[start]

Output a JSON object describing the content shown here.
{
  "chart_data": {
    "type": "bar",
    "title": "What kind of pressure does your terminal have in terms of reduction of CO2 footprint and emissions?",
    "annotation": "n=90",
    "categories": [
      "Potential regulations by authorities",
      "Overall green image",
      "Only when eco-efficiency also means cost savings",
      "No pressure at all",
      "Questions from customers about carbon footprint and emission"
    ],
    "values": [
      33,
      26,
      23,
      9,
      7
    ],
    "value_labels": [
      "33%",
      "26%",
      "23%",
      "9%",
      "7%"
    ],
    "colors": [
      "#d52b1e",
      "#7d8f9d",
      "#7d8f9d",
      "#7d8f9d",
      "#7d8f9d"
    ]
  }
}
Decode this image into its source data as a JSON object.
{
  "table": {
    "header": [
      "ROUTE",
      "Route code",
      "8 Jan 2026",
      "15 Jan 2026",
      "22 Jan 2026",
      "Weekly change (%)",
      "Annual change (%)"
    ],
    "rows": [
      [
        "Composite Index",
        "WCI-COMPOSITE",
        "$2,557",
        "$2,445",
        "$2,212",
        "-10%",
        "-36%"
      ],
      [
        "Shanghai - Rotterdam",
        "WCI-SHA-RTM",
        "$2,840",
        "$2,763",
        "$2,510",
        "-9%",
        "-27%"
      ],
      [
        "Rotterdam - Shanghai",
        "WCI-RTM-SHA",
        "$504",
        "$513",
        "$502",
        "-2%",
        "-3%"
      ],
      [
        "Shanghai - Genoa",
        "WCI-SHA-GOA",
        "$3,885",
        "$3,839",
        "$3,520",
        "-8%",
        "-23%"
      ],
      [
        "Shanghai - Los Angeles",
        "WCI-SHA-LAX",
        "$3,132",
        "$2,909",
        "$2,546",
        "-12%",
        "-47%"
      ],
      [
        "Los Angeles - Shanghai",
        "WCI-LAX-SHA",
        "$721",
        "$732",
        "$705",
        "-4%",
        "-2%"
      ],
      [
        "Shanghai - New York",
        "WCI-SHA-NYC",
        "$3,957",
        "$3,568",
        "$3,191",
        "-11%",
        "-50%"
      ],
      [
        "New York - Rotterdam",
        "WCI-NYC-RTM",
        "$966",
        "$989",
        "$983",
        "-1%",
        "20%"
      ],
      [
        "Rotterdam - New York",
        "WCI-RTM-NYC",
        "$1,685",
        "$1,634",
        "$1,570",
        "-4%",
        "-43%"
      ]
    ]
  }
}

[end]

• YOUR INSTRUCTIONS
Repeat the material word for word, in full.

• OUTPUT FOR THIS TASK
Output a JSON object describing the content shown here.
{
  "chart_data": {
    "type": "bar",
    "title": "What kind of pressure does your terminal have in terms of reduction of CO2 footprint and emissions?",
    "annotation": "n=90",
    "categories": [
      "Potential regulations by authorities",
      "Overall green image",
      "Only when eco-efficiency also means cost savings",
      "No pressure at all",
      "Questions from customers about carbon footprint and emission"
    ],
    "values": [
      33,
      26,
      23,
      9,
      7
    ],
    "value_labels": [
      "33%",
      "26%",
      "23%",
      "9%",
      "7%"
    ],
    "colors": [
      "#d52b1e",
      "#7d8f9d",
      "#7d8f9d",
      "#7d8f9d",
      "#7d8f9d"
    ]
  }
}
Decode this image into its source data as a JSON object.
{
  "table": {
    "header": [
      "ROUTE",
      "Route code",
      "8 Jan 2026",
      "15 Jan 2026",
      "22 Jan 2026",
      "Weekly change (%)",
      "Annual change (%)"
    ],
    "rows": [
      [
        "Composite Index",
        "WCI-COMPOSITE",
        "$2,557",
        "$2,445",
        "$2,212",
        "-10%",
        "-36%"
      ],
      [
        "Shanghai - Rotterdam",
        "WCI-SHA-RTM",
        "$2,840",
        "$2,763",
        "$2,510",
        "-9%",
        "-27%"
      ],
      [
        "Rotterdam - Shanghai",
        "WCI-RTM-SHA",
        "$504",
        "$513",
        "$502",
        "-2%",
        "-3%"
      ],
      [
        "Shanghai - Genoa",
        "WCI-SHA-GOA",
        "$3,885",
        "$3,839",
        "$3,520",
        "-8%",
        "-23%"
      ],
      [
        "Shanghai - Los Angeles",
        "WCI-SHA-LAX",
        "$3,132",
        "$2,909",
        "$2,546",
        "-12%",
        "-47%"
      ],
      [
        "Los Angeles - Shanghai",
        "WCI-LAX-SHA",
        "$721",
        "$732",
        "$705",
        "-4%",
        "-2%"
      ],
      [
        "Shanghai - New York",
        "WCI-SHA-NYC",
        "$3,957",
        "$3,568",
        "$3,191",
        "-11%",
        "-50%"
      ],
      [
        "New York - Rotterdam",
        "WCI-NYC-RTM",
        "$966",
        "$989",
        "$983",
        "-1%",
        "20%"
      ],
      [
        "Rotterdam - New York",
        "WCI-RTM-NYC",
        "$1,685",
        "$1,634",
        "$1,570",
        "-4%",
        "-43%"
      ]
    ]
  }
}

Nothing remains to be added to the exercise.